Short task:
Exactly repeat the full listing that follows.

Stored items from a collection

>> Start

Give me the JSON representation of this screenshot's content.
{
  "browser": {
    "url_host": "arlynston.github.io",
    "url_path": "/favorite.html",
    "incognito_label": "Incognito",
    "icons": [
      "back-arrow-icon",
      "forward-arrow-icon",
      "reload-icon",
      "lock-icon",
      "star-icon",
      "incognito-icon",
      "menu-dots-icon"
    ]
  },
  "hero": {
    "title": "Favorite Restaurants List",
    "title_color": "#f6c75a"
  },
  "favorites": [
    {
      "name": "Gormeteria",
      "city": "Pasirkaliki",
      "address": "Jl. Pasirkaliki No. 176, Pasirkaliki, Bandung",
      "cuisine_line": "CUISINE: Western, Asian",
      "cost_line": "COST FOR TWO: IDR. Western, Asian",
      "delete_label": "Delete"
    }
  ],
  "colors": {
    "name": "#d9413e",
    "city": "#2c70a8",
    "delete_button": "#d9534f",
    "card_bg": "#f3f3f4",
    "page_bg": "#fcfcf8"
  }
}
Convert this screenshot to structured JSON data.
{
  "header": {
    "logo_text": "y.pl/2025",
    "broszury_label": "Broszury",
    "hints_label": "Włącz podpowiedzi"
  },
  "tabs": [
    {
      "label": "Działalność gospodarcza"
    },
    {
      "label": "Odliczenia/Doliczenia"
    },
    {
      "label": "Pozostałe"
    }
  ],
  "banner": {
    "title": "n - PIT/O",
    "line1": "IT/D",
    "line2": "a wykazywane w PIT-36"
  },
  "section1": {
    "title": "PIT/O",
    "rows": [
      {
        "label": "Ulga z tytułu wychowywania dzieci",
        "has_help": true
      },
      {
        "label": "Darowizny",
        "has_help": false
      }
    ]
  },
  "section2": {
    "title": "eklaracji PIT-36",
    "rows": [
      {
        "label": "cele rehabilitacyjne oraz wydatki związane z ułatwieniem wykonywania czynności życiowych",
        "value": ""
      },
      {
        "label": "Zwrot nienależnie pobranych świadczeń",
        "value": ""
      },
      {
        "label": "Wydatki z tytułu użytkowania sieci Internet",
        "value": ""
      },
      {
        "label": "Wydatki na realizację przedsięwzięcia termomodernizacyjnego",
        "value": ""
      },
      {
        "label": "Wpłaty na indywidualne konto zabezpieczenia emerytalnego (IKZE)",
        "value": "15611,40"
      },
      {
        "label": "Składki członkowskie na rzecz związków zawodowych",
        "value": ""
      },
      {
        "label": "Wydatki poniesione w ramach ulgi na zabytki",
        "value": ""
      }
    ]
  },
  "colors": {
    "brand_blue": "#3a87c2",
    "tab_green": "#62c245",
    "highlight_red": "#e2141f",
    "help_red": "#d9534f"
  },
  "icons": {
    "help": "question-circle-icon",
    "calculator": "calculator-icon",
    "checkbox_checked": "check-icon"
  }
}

>> End

Final answer:
Give me the JSON representation of this screenshot's content.
{
  "browser": {
    "url_host": "arlynston.github.io",
    "url_path": "/favorite.html",
    "incognito_label": "Incognito",
    "icons": [
      "back-arrow-icon",
      "forward-arrow-icon",
      "reload-icon",
      "lock-icon",
      "star-icon",
      "incognito-icon",
      "menu-dots-icon"
    ]
  },
  "hero": {
    "title": "Favorite Restaurants List",
    "title_color": "#f6c75a"
  },
  "favorites": [
    {
      "name": "Gormeteria",
      "city": "Pasirkaliki",
      "address": "Jl. Pasirkaliki No. 176, Pasirkaliki, Bandung",
      "cuisine_line": "CUISINE: Western, Asian",
      "cost_line": "COST FOR TWO: IDR. Western, Asian",
      "delete_label": "Delete"
    }
  ],
  "colors": {
    "name": "#d9413e",
    "city": "#2c70a8",
    "delete_button": "#d9534f",
    "card_bg": "#f3f3f4",
    "page_bg": "#fcfcf8"
  }
}
Convert this screenshot to structured JSON data.
{
  "header": {
    "logo_text": "y.pl/2025",
    "broszury_label": "Broszury",
    "hints_label": "Włącz podpowiedzi"
  },
  "tabs": [
    {
      "label": "Działalność gospodarcza"
    },
    {
      "label": "Odliczenia/Doliczenia"
    },
    {
      "label": "Pozostałe"
    }
  ],
  "banner": {
    "title": "n - PIT/O",
    "line1": "IT/D",
    "line2": "a wykazywane w PIT-36"
  },
  "section1": {
    "title": "PIT/O",
    "rows": [
      {
        "label": "Ulga z tytułu wychowywania dzieci",
        "has_help": true
      },
      {
        "label": "Darowizny",
        "has_help": false
      }
    ]
  },
  "section2": {
    "title": "eklaracji PIT-36",
    "rows": [
      {
        "label": "cele rehabilitacyjne oraz wydatki związane z ułatwieniem wykonywania czynności życiowych",
        "value": ""
      },
      {
        "label": "Zwrot nienależnie pobranych świadczeń",
        "value": ""
      },
      {
        "label": "Wydatki z tytułu użytkowania sieci Internet",
        "value": ""
      },
      {
        "label": "Wydatki na realizację przedsięwzięcia termomodernizacyjnego",
        "value": ""
      },
      {
        "label": "Wpłaty na indywidualne konto zabezpieczenia emerytalnego (IKZE)",
        "value": "15611,40"
      },
      {
        "label": "Składki członkowskie na rzecz związków zawodowych",
        "value": ""
      },
      {
        "label": "Wydatki poniesione w ramach ulgi na zabytki",
        "value": ""
      }
    ]
  },
  "colors": {
    "brand_blue": "#3a87c2",
    "tab_green": "#62c245",
    "highlight_red": "#e2141f",
    "help_red": "#d9534f"
  },
  "icons": {
    "help": "question-circle-icon",
    "calculator": "calculator-icon",
    "checkbox_checked": "check-icon"
  }
}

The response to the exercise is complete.